[Collected data entries]
--------------------
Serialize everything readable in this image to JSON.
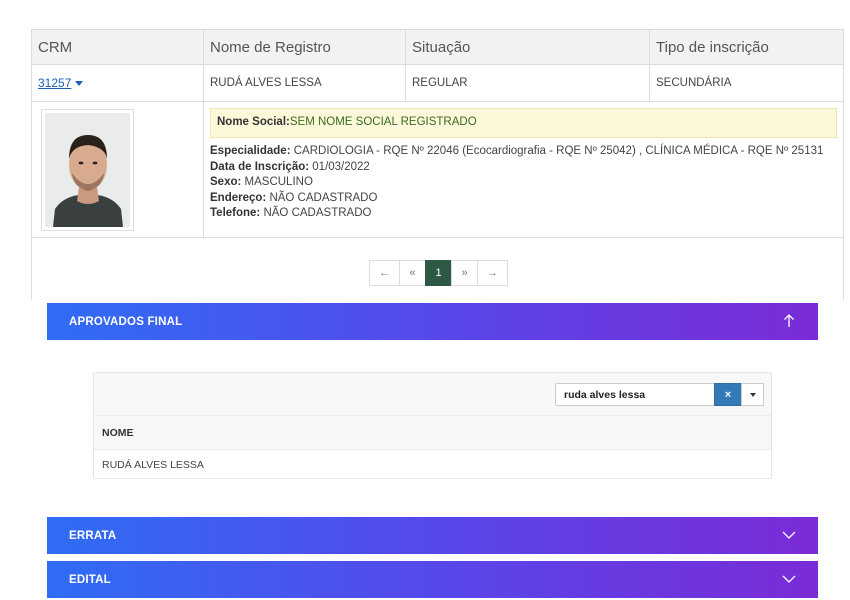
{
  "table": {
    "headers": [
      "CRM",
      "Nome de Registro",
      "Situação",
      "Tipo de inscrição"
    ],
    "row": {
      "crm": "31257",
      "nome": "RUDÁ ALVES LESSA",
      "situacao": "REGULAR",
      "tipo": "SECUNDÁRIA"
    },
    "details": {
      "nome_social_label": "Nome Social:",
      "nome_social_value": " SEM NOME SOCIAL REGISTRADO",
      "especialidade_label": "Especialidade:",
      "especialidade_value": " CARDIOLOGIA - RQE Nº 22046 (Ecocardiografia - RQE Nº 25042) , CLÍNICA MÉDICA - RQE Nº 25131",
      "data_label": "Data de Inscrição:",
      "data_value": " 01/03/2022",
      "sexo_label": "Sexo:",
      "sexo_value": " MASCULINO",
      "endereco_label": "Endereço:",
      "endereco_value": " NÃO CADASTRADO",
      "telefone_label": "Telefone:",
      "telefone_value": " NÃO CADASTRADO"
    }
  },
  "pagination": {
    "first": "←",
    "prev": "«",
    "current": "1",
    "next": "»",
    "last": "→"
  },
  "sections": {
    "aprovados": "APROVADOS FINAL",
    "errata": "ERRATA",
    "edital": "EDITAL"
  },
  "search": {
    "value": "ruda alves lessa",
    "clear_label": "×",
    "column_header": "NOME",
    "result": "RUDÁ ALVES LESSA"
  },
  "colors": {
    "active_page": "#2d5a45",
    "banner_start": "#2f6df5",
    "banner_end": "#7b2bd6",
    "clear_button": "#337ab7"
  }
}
--------------------
> **WHAT IS NEEDED**:
Pictures in the records above are not copied; print everything else exactly.

> **TASK SOLUTION**:
Serialize everything readable in this image to JSON.
{
  "table": {
    "headers": [
      "CRM",
      "Nome de Registro",
      "Situação",
      "Tipo de inscrição"
    ],
    "row": {
      "crm": "31257",
      "nome": "RUDÁ ALVES LESSA",
      "situacao": "REGULAR",
      "tipo": "SECUNDÁRIA"
    },
    "details": {
      "nome_social_label": "Nome Social:",
      "nome_social_value": " SEM NOME SOCIAL REGISTRADO",
      "especialidade_label": "Especialidade:",
      "especialidade_value": " CARDIOLOGIA - RQE Nº 22046 (Ecocardiografia - RQE Nº 25042) , CLÍNICA MÉDICA - RQE Nº 25131",
      "data_label": "Data de Inscrição:",
      "data_value": " 01/03/2022",
      "sexo_label": "Sexo:",
      "sexo_value": " MASCULINO",
      "endereco_label": "Endereço:",
      "endereco_value": " NÃO CADASTRADO",
      "telefone_label": "Telefone:",
      "telefone_value": " NÃO CADASTRADO"
    }
  },
  "pagination": {
    "first": "←",
    "prev": "«",
    "current": "1",
    "next": "»",
    "last": "→"
  },
  "sections": {
    "aprovados": "APROVADOS FINAL",
    "errata": "ERRATA",
    "edital": "EDITAL"
  },
  "search": {
    "value": "ruda alves lessa",
    "clear_label": "×",
    "column_header": "NOME",
    "result": "RUDÁ ALVES LESSA"
  },
  "colors": {
    "active_page": "#2d5a45",
    "banner_start": "#2f6df5",
    "banner_end": "#7b2bd6",
    "clear_button": "#337ab7"
  }
}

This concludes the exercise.